Orvieto è cambiata moltissimo negli ultimi tre decenni, da quando io facevo il liceo e mi avviavo agli studi universitari. Il lavoro, l’artigianato, la socialità di un tempo, si sono trasformati ed in parte sono scomparsi, le famiglie si sono impoverite (come in molta parte d’Italia). Chi fa economia ad Orvieto? Per anni un’azienda che operava nel settore digitale è diventata il simbolo di questa trasformazione che sembrava dovesse spazzare via il vecchio modo di fare impresa ad Orvieto. Purtroppo, non ha fatto una bella fine.
Nel frattempo, le botteghe artigiane storiche hanno chiuso i battenti, quelle in periferia si sono ridotte o sopravvivono, e per il Corso non possiamo fare altro che acquistare prodotti, spesso scadenti e molto costosi, che vengono da fuori e nulla hanno a che fare con l’identità di Orvieto. Già l’identità del territorio (persino richiamata dal nome di alcuni gruppi consigliari) è diventata un marchio da vendere sul mercato turistico. Nulla di male in questo, se non fosse che l’immagine che viene offerta è l’idealizzazione di un passato che non esiste più. Ripsetto a Roma però da noi si sta una pacchia! Oggi molti da fuori città scelgono Orvieto per venirci a vivere, anzi spesso soltanto per passarci le vacanze, mentre le giovani coppie faticano a trovare case a prezzi abbordabili per le loro tasche. Importanti istituzioni cittadine si sono indebolite.

┄┄┄┄┄┄┄┄┄┄┄┄┄┄┄┄┄┄┄┄

- _Compito assegnato A_
Nel brano su Orvieto, in quale settore lavorava l'azienda che per anni è stata il simbolo della trasformazione della città?
- _Compito assegnato B_
Scrivi il seguito del brano su Orvieto, partendo subito dopo la sua ultima frase.
I record sono materiale a parte, separato dal brano su Orvieto.

┄┄┄┄┄┄┄┄┄┄┄┄┄┄┄┄┄┄┄┄

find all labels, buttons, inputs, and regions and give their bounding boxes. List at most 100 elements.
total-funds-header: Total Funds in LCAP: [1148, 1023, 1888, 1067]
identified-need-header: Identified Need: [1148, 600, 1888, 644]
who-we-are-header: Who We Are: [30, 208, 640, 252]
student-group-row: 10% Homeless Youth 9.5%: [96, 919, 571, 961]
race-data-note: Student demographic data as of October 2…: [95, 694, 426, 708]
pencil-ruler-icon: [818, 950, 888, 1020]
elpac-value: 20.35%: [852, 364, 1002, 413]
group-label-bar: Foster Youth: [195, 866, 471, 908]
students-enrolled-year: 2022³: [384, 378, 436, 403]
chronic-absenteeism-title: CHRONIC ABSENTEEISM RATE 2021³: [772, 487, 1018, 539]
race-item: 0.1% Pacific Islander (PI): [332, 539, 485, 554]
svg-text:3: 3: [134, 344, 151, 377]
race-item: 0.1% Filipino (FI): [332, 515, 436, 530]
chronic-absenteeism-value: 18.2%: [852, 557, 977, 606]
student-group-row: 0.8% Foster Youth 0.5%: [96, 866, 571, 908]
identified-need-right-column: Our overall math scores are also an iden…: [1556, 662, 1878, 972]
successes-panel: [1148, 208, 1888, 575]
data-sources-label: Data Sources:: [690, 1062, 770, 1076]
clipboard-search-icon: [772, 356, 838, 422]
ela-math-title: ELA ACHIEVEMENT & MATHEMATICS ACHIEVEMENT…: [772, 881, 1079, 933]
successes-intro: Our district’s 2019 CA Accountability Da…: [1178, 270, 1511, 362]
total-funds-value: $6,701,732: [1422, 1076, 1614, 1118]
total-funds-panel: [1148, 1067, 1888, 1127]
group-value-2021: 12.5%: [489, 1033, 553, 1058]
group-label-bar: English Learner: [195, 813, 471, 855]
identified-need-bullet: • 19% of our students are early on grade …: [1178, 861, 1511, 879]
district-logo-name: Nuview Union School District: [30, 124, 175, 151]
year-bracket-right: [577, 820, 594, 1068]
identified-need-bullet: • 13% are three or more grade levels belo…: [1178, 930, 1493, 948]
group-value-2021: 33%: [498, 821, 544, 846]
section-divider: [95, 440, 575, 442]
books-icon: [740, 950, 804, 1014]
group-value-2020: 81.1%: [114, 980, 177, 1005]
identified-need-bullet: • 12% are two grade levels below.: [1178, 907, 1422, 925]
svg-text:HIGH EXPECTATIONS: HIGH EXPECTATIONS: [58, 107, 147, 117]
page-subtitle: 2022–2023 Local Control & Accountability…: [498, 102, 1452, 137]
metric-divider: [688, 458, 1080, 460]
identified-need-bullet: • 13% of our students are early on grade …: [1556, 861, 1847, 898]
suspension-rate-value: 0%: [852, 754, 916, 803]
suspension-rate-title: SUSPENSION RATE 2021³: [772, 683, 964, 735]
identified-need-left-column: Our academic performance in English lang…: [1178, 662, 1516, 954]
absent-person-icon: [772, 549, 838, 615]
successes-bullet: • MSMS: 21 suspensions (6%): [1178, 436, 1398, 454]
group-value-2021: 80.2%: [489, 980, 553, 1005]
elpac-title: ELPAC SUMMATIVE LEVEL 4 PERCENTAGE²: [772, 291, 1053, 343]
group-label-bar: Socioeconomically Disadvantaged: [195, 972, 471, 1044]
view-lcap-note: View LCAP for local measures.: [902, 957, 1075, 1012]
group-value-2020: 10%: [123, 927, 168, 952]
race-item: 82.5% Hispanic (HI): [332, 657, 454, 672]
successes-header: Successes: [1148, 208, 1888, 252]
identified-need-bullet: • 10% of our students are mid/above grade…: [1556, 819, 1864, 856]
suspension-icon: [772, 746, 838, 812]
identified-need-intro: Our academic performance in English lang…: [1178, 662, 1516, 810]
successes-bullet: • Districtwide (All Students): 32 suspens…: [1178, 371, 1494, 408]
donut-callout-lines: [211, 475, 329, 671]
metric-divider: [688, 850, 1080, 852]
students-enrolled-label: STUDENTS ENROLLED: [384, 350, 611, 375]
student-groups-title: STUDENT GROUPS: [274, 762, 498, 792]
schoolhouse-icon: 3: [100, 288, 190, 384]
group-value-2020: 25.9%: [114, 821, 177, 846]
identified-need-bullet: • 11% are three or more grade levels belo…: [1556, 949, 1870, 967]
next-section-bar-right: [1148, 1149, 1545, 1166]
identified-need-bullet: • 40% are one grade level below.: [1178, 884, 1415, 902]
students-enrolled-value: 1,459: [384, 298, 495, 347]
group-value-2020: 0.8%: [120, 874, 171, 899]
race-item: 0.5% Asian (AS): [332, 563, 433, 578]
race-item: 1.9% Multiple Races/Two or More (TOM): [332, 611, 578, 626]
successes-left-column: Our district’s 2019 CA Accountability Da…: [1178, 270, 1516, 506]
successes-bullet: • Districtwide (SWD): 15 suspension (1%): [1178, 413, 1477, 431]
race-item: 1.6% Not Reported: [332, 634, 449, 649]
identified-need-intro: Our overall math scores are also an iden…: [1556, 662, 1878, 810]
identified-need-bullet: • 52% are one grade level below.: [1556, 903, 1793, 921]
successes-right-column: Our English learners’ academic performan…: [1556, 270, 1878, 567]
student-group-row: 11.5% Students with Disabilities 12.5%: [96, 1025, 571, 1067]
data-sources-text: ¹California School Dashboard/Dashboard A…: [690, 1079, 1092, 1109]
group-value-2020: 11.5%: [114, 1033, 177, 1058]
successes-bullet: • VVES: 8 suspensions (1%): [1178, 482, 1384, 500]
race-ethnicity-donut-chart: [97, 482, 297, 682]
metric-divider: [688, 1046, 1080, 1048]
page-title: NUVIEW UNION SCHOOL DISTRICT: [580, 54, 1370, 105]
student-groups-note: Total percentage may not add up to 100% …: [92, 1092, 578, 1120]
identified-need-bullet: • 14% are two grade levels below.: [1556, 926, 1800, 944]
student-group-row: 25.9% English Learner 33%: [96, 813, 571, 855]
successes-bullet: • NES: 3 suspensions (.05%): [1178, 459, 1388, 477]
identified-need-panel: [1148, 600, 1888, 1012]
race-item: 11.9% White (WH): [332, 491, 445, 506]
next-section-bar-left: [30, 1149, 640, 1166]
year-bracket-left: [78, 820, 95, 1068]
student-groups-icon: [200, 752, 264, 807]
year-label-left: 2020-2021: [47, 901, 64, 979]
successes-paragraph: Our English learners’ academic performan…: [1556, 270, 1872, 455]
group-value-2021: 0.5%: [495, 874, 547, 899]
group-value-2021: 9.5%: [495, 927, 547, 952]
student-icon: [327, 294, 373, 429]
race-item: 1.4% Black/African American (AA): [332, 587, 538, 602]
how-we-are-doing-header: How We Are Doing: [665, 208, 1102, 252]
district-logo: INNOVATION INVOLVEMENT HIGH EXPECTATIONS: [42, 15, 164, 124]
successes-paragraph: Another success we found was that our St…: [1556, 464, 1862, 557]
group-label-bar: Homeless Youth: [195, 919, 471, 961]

┄┄┄┄┄┄┄┄┄┄┄┄┄┄┄┄┄┄┄┄

- _Risposta A_
Nel settore digitale.

- _Risposta B_
Vedi la Cassa di Risparmio, l’ospedale, lo stesso comune, che ormai non ha più peso in nessuna questione vitale per i cittadini: dalla salute, appunto, ai trasporti, alle frazioni abbandonate a sé stesse, al caro affitti, alla scuola ridotta a diplomificio senza aule, al destino della Caserma Piave, alle politiche ambientali. Su tutto ciò ci si è rassegnati a dire che non ci si può fare più di tanto, una versione più onesta di dire “stiamo facendo tutto il possibile ed a breve le cose cambieranno”. “Ma quanno?” si sente spesso ribattere nelle case.
Il concetto in realtà è semplice. Puntare tutto sul turismo e far finta di niente sul resto non può essere una strategia sostenibile per una cittadina di diciannovemila abitanti. Già, dimenticavo di dire che anche il saldo della popolazione è in negativo (i residenti del comune erano 21mila più di dieci anni fa), e per fortuna che prima e dopo la pandemia c’è stato un afflusso di nuovi residenti “stranieri” a rimpolpare le fila degli Orvietani.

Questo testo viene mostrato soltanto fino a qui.